[Begin PASSAGE TO READ]

1D Cross Correlation.VI (MASM version) - Average: 63 micro-sec/run

 

The first VI, 'u32toSGLarray.VI', opens and reads in a TDMS file and unpacks the data, which is stored as a U32, into 4 x I8. The data is stored in this way to satisfy FPGA/FIFO transfer limitations and I don't see a good way to get around it but maybe you all may have some ideas.

 

The second VI, 'subcorrelateCCSGL.VI' is now only doing the cross correlation. The correlation function returns the cross-correlation at many different time lags. For example, if we put in two arrays of size N the output would be a 2N array where the Nth element is the 0 time lag cross-correlation (see help file if this is confusing..).At time lags > 0 there is not a perfect overlap btw the channels so to correct for this we hold onto the previous iterations 'data chunk' and feed the correlation algorithm one array of size 3N and another of size N, which overlaps with the former array from indexes N->2N. The output of the correlation function is an array of length 4N, but we only extract the region from N->3N, where the overlap between the two inputs are full. I know this is probably confusing but I think it is good to have an idea of what I am doing to ensure the best advice...

 

The cross correlation algorithm seems to working efficiently after I implemented the MASM toolkit version. The way this could still be improved is by calculating the cross-correlation at a lot less timelags. I am forced to extract the data in chunks (arrays) with a number of elements (typically 512) set by the sector size of the TDMS file, which I believe to be fundamentally set by the hardware. The correlation function forces the time delay cross-correlation at every possible time delay, given by the input array size. The problem is that I only need the cross-correlation at around +/-100 steps but since the output of the TDMS file array is set at 512 elements, the cross-correlation function always returns the cross-correlation at +/-512 steps. The only way around this would be to resize the array's before putting them into the correlation function (probably more time-consuming), or rewrite the correlation function to only do what it needs..

 

Anyways, this probably reads more like a stream of conciousness than something organized but if anyone has any further tips that would be much appreciated!

[End PASSAGE TO READ]

*SET EXERCISE*
Which VI names ending in ".VI" appear in the cross-correlation post above? List every one.

[Begin COLLECTED DATA]

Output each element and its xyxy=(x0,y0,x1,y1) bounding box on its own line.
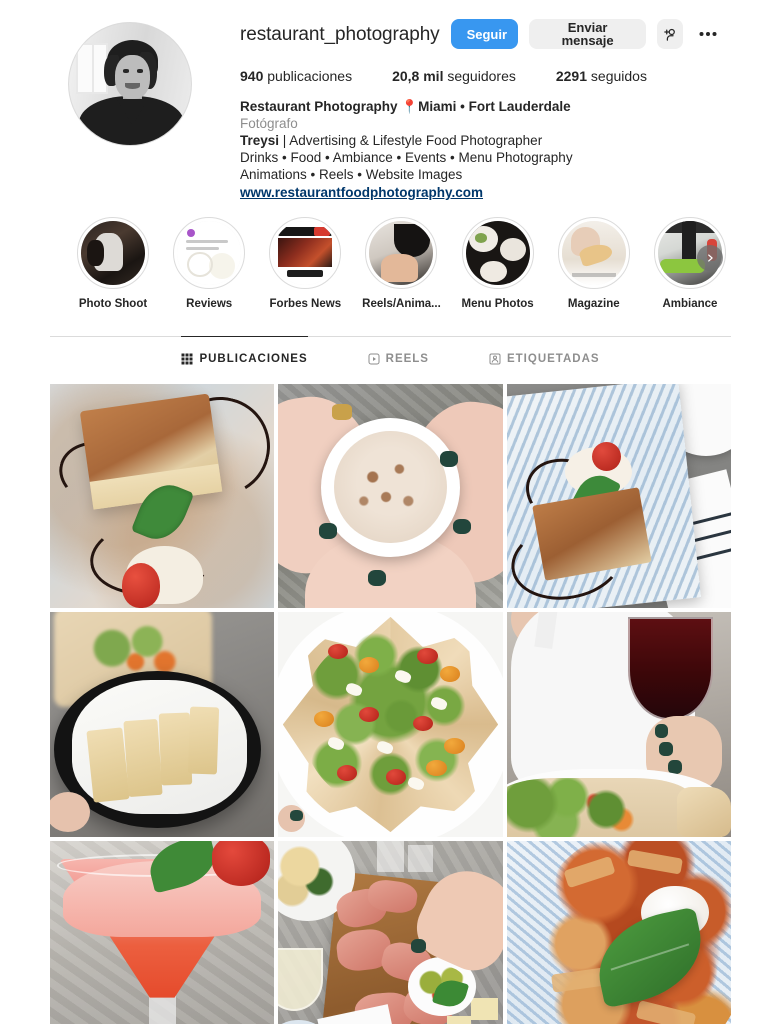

[End COLLECTED DATA]

*EXERCISE SOLUTION*
1D Cross Correlation.VI
u32toSGLarray.VI
subcorrelateCCSGL.VI